## Records provided
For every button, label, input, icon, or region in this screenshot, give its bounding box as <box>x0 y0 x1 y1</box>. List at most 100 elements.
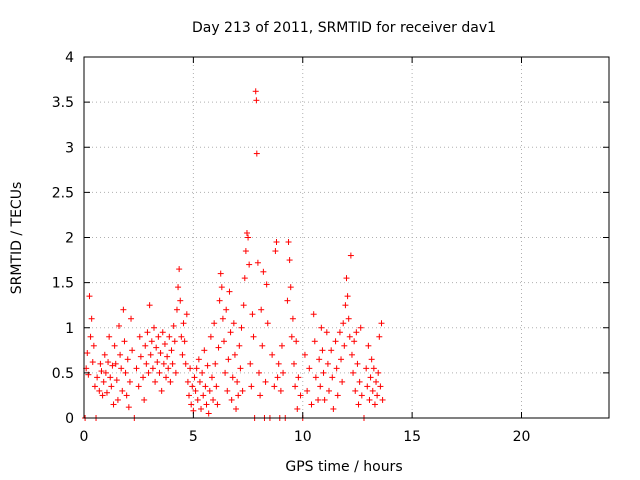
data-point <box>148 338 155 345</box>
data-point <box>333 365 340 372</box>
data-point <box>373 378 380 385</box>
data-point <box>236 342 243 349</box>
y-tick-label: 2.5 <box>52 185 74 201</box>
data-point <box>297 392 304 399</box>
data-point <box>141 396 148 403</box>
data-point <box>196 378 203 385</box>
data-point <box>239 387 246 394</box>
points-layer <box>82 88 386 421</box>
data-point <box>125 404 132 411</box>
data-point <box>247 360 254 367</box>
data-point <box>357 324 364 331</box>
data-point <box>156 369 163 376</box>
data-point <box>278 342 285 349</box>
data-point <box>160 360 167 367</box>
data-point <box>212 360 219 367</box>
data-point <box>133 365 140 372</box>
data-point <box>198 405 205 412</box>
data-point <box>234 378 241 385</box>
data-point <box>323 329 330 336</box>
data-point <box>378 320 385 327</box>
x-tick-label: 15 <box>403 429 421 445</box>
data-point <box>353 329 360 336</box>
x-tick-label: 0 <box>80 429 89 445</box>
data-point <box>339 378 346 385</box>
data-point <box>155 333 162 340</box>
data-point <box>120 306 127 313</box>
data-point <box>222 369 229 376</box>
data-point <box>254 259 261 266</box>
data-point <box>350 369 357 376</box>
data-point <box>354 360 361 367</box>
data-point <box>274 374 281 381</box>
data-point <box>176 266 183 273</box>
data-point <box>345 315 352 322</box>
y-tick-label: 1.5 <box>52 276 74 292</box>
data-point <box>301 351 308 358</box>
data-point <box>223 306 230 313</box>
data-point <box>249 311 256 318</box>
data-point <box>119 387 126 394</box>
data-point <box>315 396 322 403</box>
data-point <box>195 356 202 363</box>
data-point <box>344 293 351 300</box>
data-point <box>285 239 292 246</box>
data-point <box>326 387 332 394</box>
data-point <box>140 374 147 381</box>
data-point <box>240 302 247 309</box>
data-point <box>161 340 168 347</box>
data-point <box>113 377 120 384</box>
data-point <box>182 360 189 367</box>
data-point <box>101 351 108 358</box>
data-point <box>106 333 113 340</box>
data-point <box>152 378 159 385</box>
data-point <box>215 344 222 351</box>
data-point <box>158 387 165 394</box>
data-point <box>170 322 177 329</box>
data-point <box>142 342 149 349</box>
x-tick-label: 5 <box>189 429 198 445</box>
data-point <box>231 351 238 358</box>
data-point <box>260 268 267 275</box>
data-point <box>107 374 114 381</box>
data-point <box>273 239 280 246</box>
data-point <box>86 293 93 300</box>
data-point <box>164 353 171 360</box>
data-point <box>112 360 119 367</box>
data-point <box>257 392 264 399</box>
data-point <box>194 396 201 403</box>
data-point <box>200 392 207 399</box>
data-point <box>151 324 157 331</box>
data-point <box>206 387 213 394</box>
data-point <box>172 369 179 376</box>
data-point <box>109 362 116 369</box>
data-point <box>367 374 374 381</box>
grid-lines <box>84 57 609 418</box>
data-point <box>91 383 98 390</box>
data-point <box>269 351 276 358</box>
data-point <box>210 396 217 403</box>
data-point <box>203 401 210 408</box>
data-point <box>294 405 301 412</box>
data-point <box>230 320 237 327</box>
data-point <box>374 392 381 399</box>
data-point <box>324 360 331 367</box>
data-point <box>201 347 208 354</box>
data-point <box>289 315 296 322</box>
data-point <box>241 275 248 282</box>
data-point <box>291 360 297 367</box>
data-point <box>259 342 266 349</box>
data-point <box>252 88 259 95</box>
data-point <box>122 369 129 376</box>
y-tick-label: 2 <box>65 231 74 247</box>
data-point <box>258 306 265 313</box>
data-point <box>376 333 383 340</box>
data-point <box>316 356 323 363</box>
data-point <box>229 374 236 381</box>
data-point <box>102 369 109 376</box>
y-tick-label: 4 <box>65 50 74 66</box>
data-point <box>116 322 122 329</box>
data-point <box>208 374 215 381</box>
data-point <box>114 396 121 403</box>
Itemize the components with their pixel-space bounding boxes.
---
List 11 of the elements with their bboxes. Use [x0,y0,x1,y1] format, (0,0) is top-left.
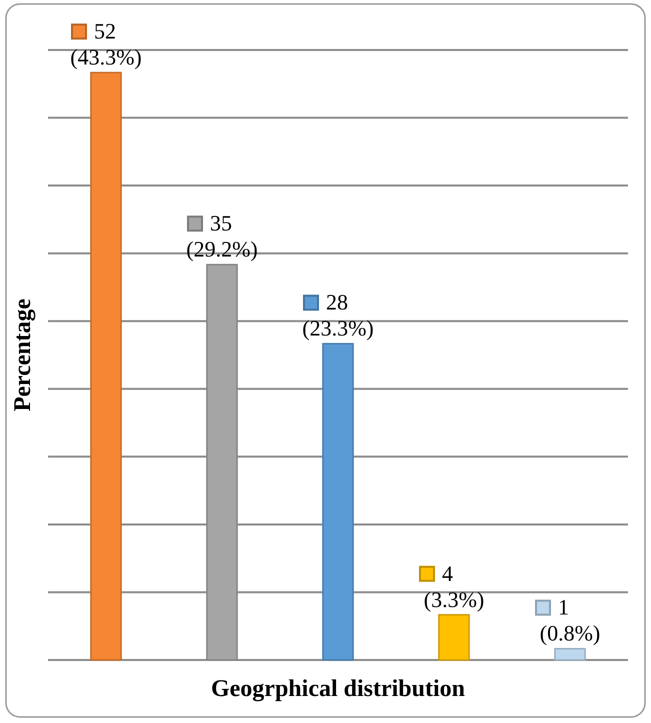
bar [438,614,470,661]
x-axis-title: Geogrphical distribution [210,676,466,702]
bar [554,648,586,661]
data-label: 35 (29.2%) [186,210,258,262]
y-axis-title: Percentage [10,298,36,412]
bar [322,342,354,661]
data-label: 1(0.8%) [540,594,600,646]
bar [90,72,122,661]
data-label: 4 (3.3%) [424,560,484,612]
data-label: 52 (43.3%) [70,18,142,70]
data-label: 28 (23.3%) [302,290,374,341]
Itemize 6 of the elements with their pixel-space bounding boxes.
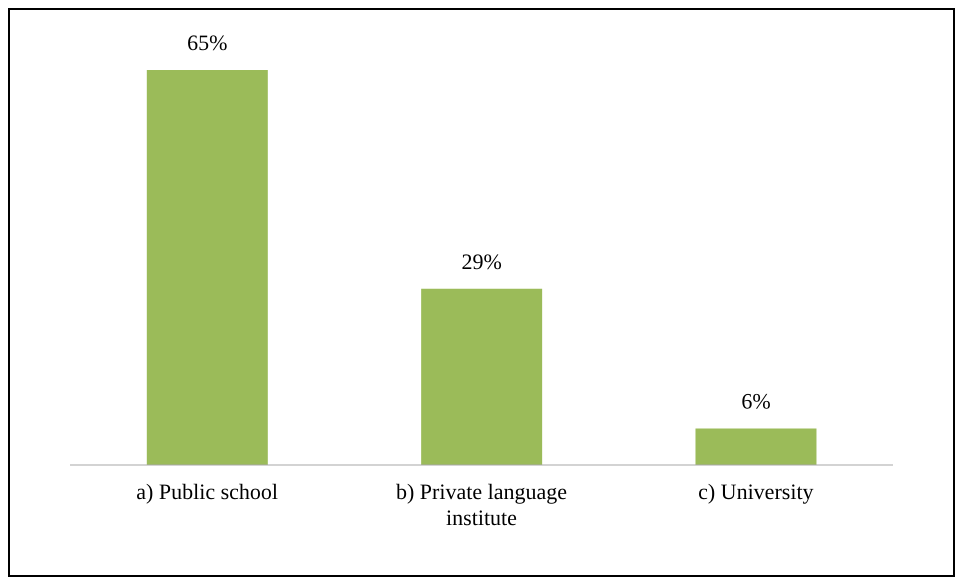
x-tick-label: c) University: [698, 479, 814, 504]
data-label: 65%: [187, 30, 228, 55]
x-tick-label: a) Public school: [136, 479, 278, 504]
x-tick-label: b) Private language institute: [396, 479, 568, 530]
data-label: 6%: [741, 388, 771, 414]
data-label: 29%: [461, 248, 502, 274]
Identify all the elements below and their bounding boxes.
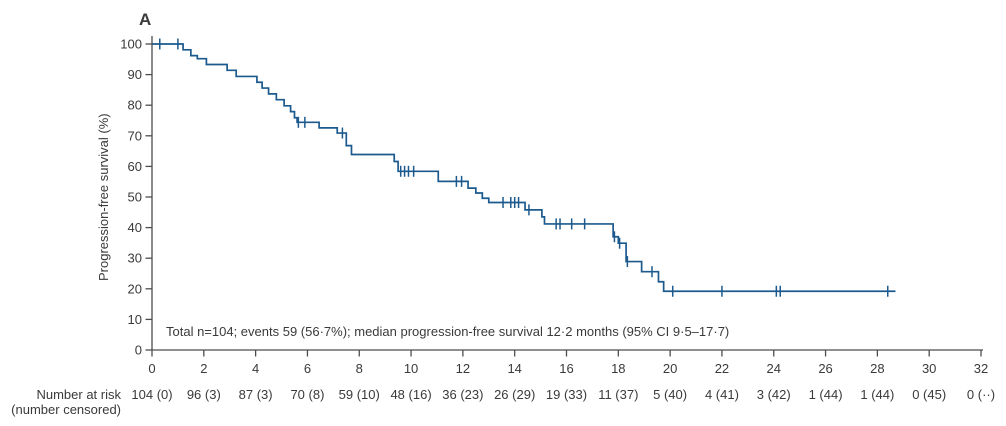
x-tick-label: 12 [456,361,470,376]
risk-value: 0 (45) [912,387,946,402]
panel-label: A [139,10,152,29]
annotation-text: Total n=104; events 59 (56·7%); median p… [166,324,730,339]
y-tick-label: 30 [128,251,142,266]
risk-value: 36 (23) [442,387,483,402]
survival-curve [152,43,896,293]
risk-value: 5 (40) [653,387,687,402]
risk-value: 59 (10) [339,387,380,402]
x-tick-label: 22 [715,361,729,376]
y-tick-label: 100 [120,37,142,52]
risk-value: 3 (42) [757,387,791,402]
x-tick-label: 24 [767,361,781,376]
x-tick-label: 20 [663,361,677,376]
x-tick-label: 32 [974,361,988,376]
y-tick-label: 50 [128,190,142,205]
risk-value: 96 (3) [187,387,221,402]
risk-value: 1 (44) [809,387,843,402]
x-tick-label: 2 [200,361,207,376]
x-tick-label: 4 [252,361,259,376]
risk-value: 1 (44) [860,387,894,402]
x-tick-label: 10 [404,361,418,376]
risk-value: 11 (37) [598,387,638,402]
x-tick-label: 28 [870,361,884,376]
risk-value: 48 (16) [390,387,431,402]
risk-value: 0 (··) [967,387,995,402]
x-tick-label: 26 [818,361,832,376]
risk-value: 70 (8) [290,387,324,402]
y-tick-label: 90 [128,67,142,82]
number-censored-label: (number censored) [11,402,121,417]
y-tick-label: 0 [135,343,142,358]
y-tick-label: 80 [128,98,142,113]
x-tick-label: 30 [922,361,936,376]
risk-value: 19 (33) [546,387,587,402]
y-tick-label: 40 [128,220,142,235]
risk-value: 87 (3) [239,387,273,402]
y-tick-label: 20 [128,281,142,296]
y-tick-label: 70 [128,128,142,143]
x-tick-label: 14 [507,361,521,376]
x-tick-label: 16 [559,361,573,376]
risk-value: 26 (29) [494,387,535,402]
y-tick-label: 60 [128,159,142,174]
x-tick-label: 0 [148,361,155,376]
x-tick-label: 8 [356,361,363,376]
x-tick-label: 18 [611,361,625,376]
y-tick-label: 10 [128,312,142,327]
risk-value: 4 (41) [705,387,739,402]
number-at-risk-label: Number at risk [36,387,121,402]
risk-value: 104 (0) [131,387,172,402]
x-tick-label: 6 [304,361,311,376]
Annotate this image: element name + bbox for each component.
* * *
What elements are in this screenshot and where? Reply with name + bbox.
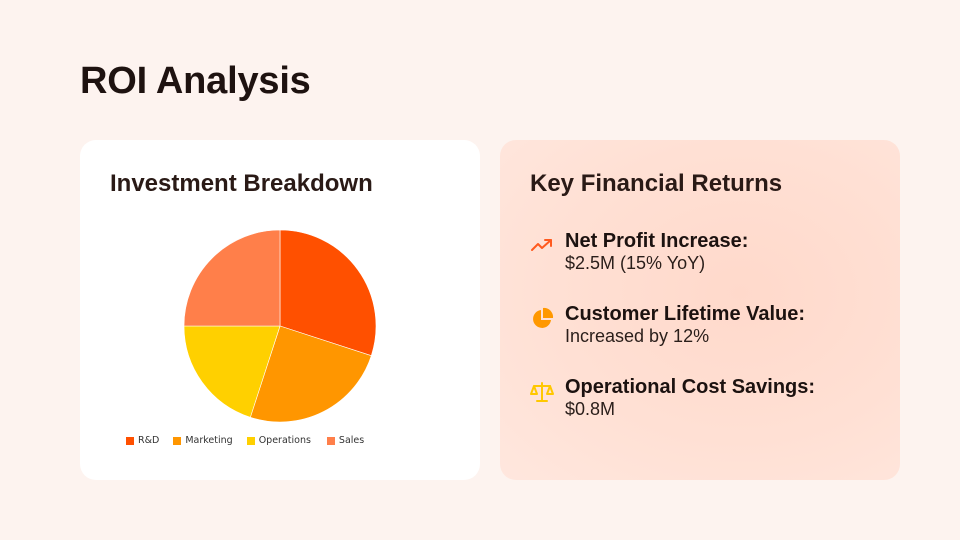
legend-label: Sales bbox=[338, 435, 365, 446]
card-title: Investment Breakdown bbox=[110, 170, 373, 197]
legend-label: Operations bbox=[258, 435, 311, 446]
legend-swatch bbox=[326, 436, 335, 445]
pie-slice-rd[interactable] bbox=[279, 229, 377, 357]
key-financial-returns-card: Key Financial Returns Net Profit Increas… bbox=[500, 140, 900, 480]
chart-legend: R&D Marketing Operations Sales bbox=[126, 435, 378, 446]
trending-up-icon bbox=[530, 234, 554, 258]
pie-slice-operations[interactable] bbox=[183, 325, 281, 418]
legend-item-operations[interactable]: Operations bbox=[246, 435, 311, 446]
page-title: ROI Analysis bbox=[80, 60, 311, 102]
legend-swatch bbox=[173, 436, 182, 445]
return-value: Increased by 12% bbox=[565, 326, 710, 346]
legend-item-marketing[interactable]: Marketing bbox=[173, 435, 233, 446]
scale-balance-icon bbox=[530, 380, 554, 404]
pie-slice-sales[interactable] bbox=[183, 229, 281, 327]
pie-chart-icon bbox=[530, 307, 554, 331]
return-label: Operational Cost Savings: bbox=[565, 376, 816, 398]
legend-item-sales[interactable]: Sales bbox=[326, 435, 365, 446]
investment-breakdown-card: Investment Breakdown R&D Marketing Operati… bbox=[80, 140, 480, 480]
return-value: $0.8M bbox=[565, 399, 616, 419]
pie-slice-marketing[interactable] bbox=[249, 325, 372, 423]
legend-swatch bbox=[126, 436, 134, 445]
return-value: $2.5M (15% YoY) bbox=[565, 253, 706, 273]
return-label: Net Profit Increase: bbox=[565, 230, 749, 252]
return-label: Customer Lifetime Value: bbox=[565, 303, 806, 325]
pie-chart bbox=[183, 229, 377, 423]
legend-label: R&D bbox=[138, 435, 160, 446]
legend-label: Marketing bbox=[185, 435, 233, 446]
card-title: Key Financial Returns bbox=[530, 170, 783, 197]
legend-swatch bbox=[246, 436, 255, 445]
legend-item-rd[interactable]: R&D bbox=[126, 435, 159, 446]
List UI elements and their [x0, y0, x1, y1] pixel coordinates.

## What this task involves
Quote the listing from the line with "data-point <box>148 338 155 345</box>" to the line with "data-point <box>223 306 230 313</box>".

## Expected output
data-point <box>148 338 155 345</box>
data-point <box>333 365 340 372</box>
data-point <box>373 378 380 385</box>
data-point <box>236 342 243 349</box>
y-tick-label: 2.5 <box>52 185 74 201</box>
data-point <box>297 392 304 399</box>
data-point <box>141 396 148 403</box>
data-point <box>196 378 203 385</box>
data-point <box>239 387 246 394</box>
points-layer <box>82 88 386 421</box>
data-point <box>125 404 132 411</box>
data-point <box>247 360 254 367</box>
data-point <box>357 324 364 331</box>
data-point <box>156 369 163 376</box>
data-point <box>278 342 285 349</box>
data-point <box>160 360 167 367</box>
data-point <box>212 360 219 367</box>
data-point <box>133 365 140 372</box>
data-point <box>198 405 205 412</box>
data-point <box>234 378 241 385</box>
data-point <box>323 329 330 336</box>
data-point <box>378 320 385 327</box>
x-tick-label: 15 <box>403 429 421 445</box>
data-point <box>353 329 360 336</box>
x-tick-label: 0 <box>80 429 89 445</box>
data-point <box>339 378 346 385</box>
data-point <box>155 333 162 340</box>
data-point <box>120 306 127 313</box>
data-point <box>222 369 229 376</box>
data-point <box>254 259 261 266</box>
data-point <box>350 369 357 376</box>
data-point <box>354 360 361 367</box>
data-point <box>274 374 281 381</box>
data-point <box>176 266 183 273</box>
data-point <box>345 315 352 322</box>
y-tick-label: 1.5 <box>52 276 74 292</box>
data-point <box>301 351 308 358</box>
data-point <box>223 306 230 313</box>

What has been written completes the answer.